**Set task A**. In the box coordinate listing, copy out verbatim every line between the one holding "impact-low-button[interactable]: Low: [209, 275, 243, 297]" and the one holding "tab-mode-agent[interactable]: Mode: Agent: [309, 461, 382, 492]", both included.

------------------------------------------------

Student-produced videos

As part of the quest to find relevant resources for SciLinks topics, I’ve been poking around YouTube, TeacherTube, and other video sites. I’ve certainly seen the good (which are considered for a SciLinks review), the bad (poor design or lots of errors), the ugly (talking-head lectures)—and the inappropriate.

I really enjoy looking at the student-produced ones. I’m amazed by the creativity of our students and their ability to use the video technology. I suspect that many of them learned the skills on their own, but you can tell those that have had some teacher guidance, especially in the science content. Teachers often lament that students “don’t want to learn,” but seeing what some students can do with a challenging and relevant task makes me wonder about that.

Publishing student work online is a win-win situation. The “producer” learns and integrates content and media skills into a product that “consumers” (other students) can learn from. The teacher can work with the producer to make sure that the information is correct and that the product is appropriate for the intended audience. For example, I was recently made aware of an animated video created by a Florida high school student for a middle school audience: Prepare for the Science Fair by Kevin Temmer. This could be a light-hearted and  engaging introduction for younger students to what could be an imposing task. (You might have a teachable moment here to clarify the word “hypothesis.” The video uses the terms “educated guess” and “prediction” which may differ from your definition.)

------------------------------------------------

**Set task B**. Extend the post about student-made science videos, picking up right after its last sentence.

Box coordinate listings

------------------------------------------------

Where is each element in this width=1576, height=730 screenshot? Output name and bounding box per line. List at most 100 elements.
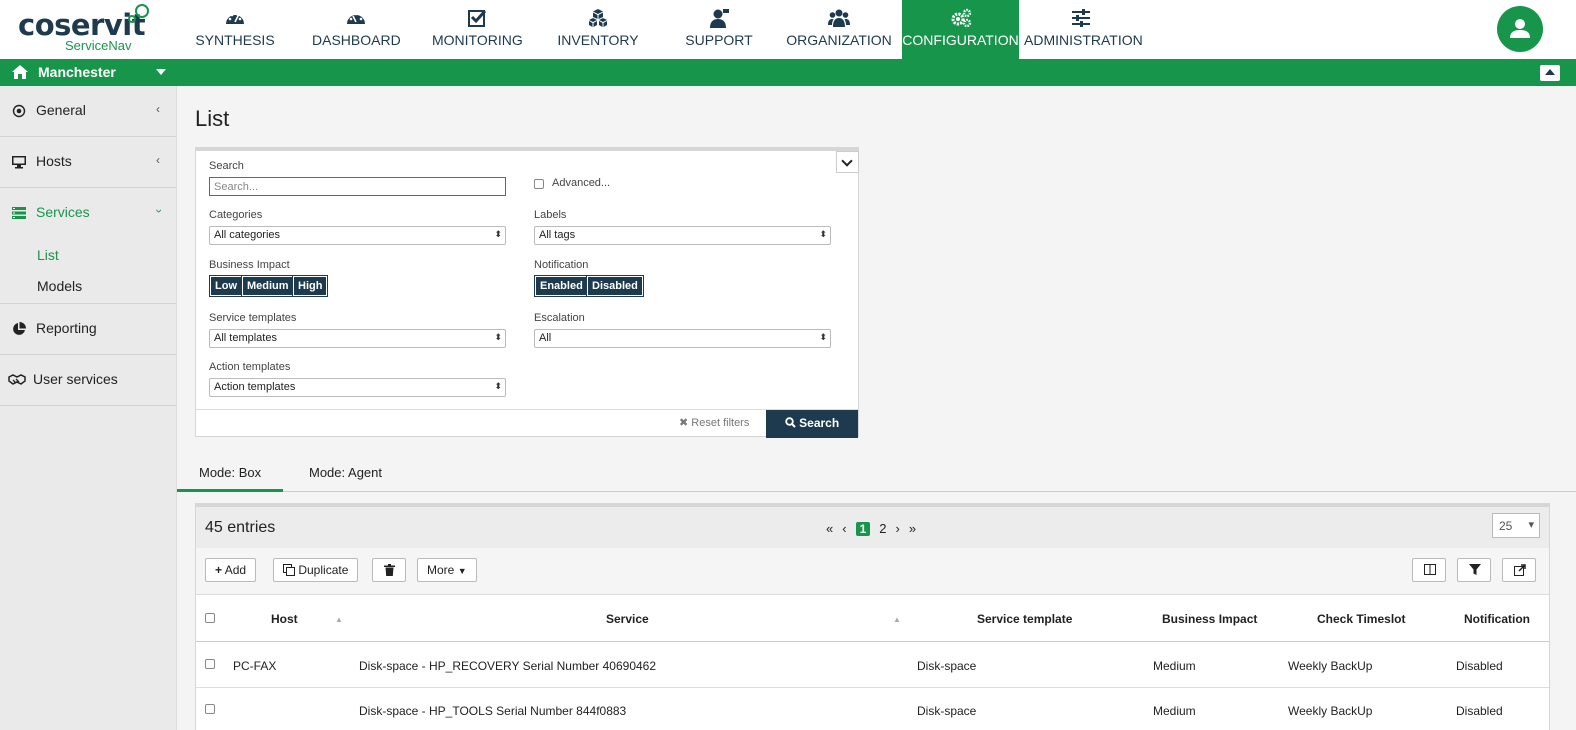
impact-low-button[interactable]: Low: [209, 275, 243, 297]
page-size-select[interactable]: 25: [1492, 513, 1540, 538]
sort-icon[interactable]: ▲: [893, 615, 901, 624]
page-title: List: [195, 106, 230, 131]
column-service-template[interactable]: Service template: [977, 612, 1072, 626]
select-all-checkbox[interactable]: [205, 613, 215, 623]
row-checkbox[interactable]: [205, 704, 215, 714]
logo[interactable]: coservit ServiceNav: [18, 4, 168, 54]
reset-filters-button[interactable]: ✖ Reset filters: [679, 416, 749, 429]
sidebar: General ‹ Hosts ‹ Services ‹ List Models…: [0, 86, 177, 730]
notification-disabled-button[interactable]: Disabled: [586, 275, 644, 297]
cell-notification: Disabled: [1456, 704, 1503, 718]
nav-monitoring[interactable]: MONITORING: [432, 0, 523, 59]
sidebar-item-label: User services: [33, 371, 118, 387]
row-checkbox[interactable]: [205, 659, 215, 669]
check-square-icon: [432, 8, 522, 30]
advanced-checkbox[interactable]: [534, 179, 544, 189]
copy-icon: [283, 564, 295, 576]
cell-service[interactable]: Disk-space - HP_RECOVERY Serial Number 4…: [359, 659, 656, 673]
advanced-label[interactable]: Advanced...: [552, 177, 610, 189]
tab-mode-agent[interactable]: Mode: Agent: [309, 461, 382, 492]
sidebar-item-label: General: [36, 102, 86, 118]
nav-support[interactable]: SUPPORT: [684, 0, 754, 59]
site-bar: Manchester: [0, 59, 1576, 86]
cell-host[interactable]: PC-FAX: [233, 659, 276, 673]
sidebar-subitem-models[interactable]: Models: [0, 270, 176, 304]
tab-mode-box[interactable]: Mode: Box: [177, 461, 283, 492]
escalation-select[interactable]: All: [534, 329, 831, 348]
cell-service-template: Disk-space: [917, 659, 977, 673]
column-host[interactable]: Host: [271, 612, 298, 626]
nav-label: ADMINISTRATION: [1024, 32, 1143, 48]
search-label: Search: [209, 160, 244, 172]
caret-down-icon: ▼: [457, 566, 467, 576]
export-icon: [1514, 564, 1526, 576]
cell-service[interactable]: Disk-space - HP_TOOLS Serial Number 844f…: [359, 704, 626, 718]
labels-value: All tags: [539, 229, 576, 241]
sidebar-item-services[interactable]: Services ‹: [0, 188, 176, 239]
caret-down-icon[interactable]: [156, 69, 166, 75]
site-selector[interactable]: Manchester: [12, 64, 116, 80]
column-check-timeslot[interactable]: Check Timeslot: [1317, 612, 1405, 626]
search-input[interactable]: [209, 177, 506, 196]
server-list-icon: [12, 207, 26, 219]
sidebar-item-reporting[interactable]: Reporting: [0, 304, 176, 355]
impact-medium-button[interactable]: Medium: [241, 275, 295, 297]
panel-collapse-toggle[interactable]: [836, 151, 859, 173]
cubes-icon: [556, 8, 640, 30]
desktop-icon: [12, 156, 26, 169]
column-notification[interactable]: Notification: [1464, 612, 1530, 626]
nav-configuration[interactable]: CONFIGURATION: [902, 0, 1019, 59]
logo-ring-icon: [135, 4, 149, 18]
filter-button[interactable]: [1457, 558, 1491, 582]
cell-service-template: Disk-space: [917, 704, 977, 718]
table-row[interactable]: Disk-space - HP_TOOLS Serial Number 844f…: [196, 688, 1549, 730]
nav-label: SUPPORT: [685, 32, 753, 48]
impact-high-button[interactable]: High: [291, 275, 329, 297]
collapse-up-icon[interactable]: [1540, 65, 1560, 81]
columns-button[interactable]: [1412, 558, 1446, 582]
action-templates-select[interactable]: Action templates: [209, 378, 506, 397]
nav-administration[interactable]: ADMINISTRATION: [1024, 0, 1143, 59]
impact-label: Business Impact: [209, 259, 290, 271]
labels-select[interactable]: All tags: [534, 226, 831, 245]
column-service[interactable]: Service: [606, 612, 649, 626]
search-button[interactable]: Search: [766, 410, 858, 438]
first-page-button[interactable]: «: [826, 521, 833, 536]
chevron-left-icon: ‹: [156, 153, 160, 167]
add-button[interactable]: + Add: [205, 558, 257, 582]
chevron-left-icon: ‹: [156, 102, 160, 116]
sidebar-subitem-list[interactable]: List: [0, 239, 176, 270]
sidebar-item-hosts[interactable]: Hosts ‹: [0, 137, 176, 188]
last-page-button[interactable]: »: [909, 521, 916, 536]
sidebar-item-general[interactable]: General ‹: [0, 86, 176, 137]
page-size-value: 25: [1499, 519, 1513, 533]
duplicate-button[interactable]: Duplicate: [273, 558, 359, 582]
cell-notification: Disabled: [1456, 659, 1503, 673]
sidebar-item-user-services[interactable]: User services: [0, 355, 176, 406]
sort-icon[interactable]: ▲: [335, 615, 343, 624]
nav-dashboard[interactable]: DASHBOARD: [312, 0, 401, 59]
cell-business-impact: Medium: [1153, 704, 1196, 718]
prev-page-button[interactable]: ‹: [842, 521, 846, 536]
column-business-impact[interactable]: Business Impact: [1162, 612, 1257, 626]
table-row[interactable]: PC-FAX Disk-space - HP_RECOVERY Serial N…: [196, 643, 1549, 688]
nav-organization[interactable]: ORGANIZATION: [786, 0, 892, 59]
delete-button[interactable]: [372, 558, 406, 582]
sidebar-item-label: Reporting: [36, 320, 97, 336]
user-avatar[interactable]: [1497, 6, 1543, 52]
nav-inventory[interactable]: INVENTORY: [556, 0, 640, 59]
duplicate-button-label: Duplicate: [298, 563, 349, 577]
nav-synthesis[interactable]: SYNTHESIS: [193, 0, 277, 59]
service-templates-select[interactable]: All templates: [209, 329, 506, 348]
notification-enabled-button[interactable]: Enabled: [534, 275, 589, 297]
page-2-button[interactable]: 2: [879, 521, 886, 536]
home-icon: [12, 65, 28, 79]
cell-check-timeslot: Weekly BackUp: [1288, 704, 1373, 718]
more-button[interactable]: More ▼: [417, 558, 477, 582]
brand-product: ServiceNav: [65, 38, 132, 53]
sidebar-subitem-label: Models: [37, 278, 83, 294]
next-page-button[interactable]: ›: [896, 521, 900, 536]
categories-select[interactable]: All categories: [209, 226, 506, 245]
current-page[interactable]: 1: [855, 521, 871, 536]
export-button[interactable]: [1502, 558, 1536, 582]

------------------------------------------------

**Exercise output A**.
impact-low-button[interactable]: Low: [209, 275, 243, 297]
page-size-select[interactable]: 25: [1492, 513, 1540, 538]
sort-icon[interactable]: ▲: [893, 615, 901, 624]
page-title: List: [195, 106, 230, 131]
column-service-template[interactable]: Service template: [977, 612, 1072, 626]
select-all-checkbox[interactable]: [205, 613, 215, 623]
row-checkbox[interactable]: [205, 704, 215, 714]
logo[interactable]: coservit ServiceNav: [18, 4, 168, 54]
reset-filters-button[interactable]: ✖ Reset filters: [679, 416, 749, 429]
sidebar: General ‹ Hosts ‹ Services ‹ List Models…: [0, 86, 177, 730]
notification-disabled-button[interactable]: Disabled: [586, 275, 644, 297]
cell-notification: Disabled: [1456, 704, 1503, 718]
nav-monitoring[interactable]: MONITORING: [432, 0, 523, 59]
sidebar-item-label: User services: [33, 371, 118, 387]
row-checkbox[interactable]: [205, 659, 215, 669]
check-square-icon: [432, 8, 522, 30]
advanced-checkbox[interactable]: [534, 179, 544, 189]
copy-icon: [283, 564, 295, 576]
cell-service[interactable]: Disk-space - HP_RECOVERY Serial Number 4…: [359, 659, 656, 673]
advanced-label[interactable]: Advanced...: [552, 177, 610, 189]
tab-mode-agent[interactable]: Mode: Agent: [309, 461, 382, 492]

**Exercise output B**.
Of course, it’s ironic that in many schools, video sites are blocked, as are blogs (including the NSTA ones), wikis, and social media sites. I know some teachers who created a Ning site to share resources and information related to a science professional development project, but they have to use it at home! I can understand that schools don’t want students accessing inappropriate material, why are teachers denied access to teaching tools and instructional resources that could enhance student learning? Hmm.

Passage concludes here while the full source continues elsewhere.